# SUPPLIED ENTRIES:

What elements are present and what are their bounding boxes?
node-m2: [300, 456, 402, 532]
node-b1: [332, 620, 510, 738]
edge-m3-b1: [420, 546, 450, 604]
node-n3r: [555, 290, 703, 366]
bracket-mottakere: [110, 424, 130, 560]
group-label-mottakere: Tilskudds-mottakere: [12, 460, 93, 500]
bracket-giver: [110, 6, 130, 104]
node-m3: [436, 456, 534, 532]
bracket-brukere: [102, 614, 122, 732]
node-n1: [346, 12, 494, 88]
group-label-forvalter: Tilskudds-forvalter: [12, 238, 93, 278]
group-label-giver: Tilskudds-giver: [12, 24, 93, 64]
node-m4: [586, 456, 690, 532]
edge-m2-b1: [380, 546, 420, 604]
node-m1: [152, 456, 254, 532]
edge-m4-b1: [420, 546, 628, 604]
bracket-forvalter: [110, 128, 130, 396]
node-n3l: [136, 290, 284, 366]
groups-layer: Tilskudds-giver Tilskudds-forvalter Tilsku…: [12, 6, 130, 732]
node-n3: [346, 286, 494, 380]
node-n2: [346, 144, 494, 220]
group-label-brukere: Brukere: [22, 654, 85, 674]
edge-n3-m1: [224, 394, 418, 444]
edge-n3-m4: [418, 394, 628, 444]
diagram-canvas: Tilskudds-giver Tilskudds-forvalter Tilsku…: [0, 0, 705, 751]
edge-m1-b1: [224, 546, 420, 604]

# GIVEN EXERCISE:
Reproduce every line of the records above verbatim, from first to last.

# SOLUTION FOR THIS PROBLEM:
What elements are present and what are their bounding boxes?
node-m2: [300, 456, 402, 532]
node-b1: [332, 620, 510, 738]
edge-m3-b1: [420, 546, 450, 604]
node-n3r: [555, 290, 703, 366]
bracket-mottakere: [110, 424, 130, 560]
group-label-mottakere: Tilskudds-mottakere: [12, 460, 93, 500]
bracket-giver: [110, 6, 130, 104]
node-m3: [436, 456, 534, 532]
bracket-brukere: [102, 614, 122, 732]
node-n1: [346, 12, 494, 88]
group-label-forvalter: Tilskudds-forvalter: [12, 238, 93, 278]
group-label-giver: Tilskudds-giver: [12, 24, 93, 64]
node-m4: [586, 456, 690, 532]
edge-m2-b1: [380, 546, 420, 604]
node-m1: [152, 456, 254, 532]
edge-m4-b1: [420, 546, 628, 604]
bracket-forvalter: [110, 128, 130, 396]
node-n3l: [136, 290, 284, 366]
groups-layer: Tilskudds-giver Tilskudds-forvalter Tilsku…: [12, 6, 130, 732]
node-n3: [346, 286, 494, 380]
node-n2: [346, 144, 494, 220]
group-label-brukere: Brukere: [22, 654, 85, 674]
edge-n3-m1: [224, 394, 418, 444]
edge-n3-m4: [418, 394, 628, 444]
diagram-canvas: Tilskudds-giver Tilskudds-forvalter Tilsku…: [0, 0, 705, 751]
edge-m1-b1: [224, 546, 420, 604]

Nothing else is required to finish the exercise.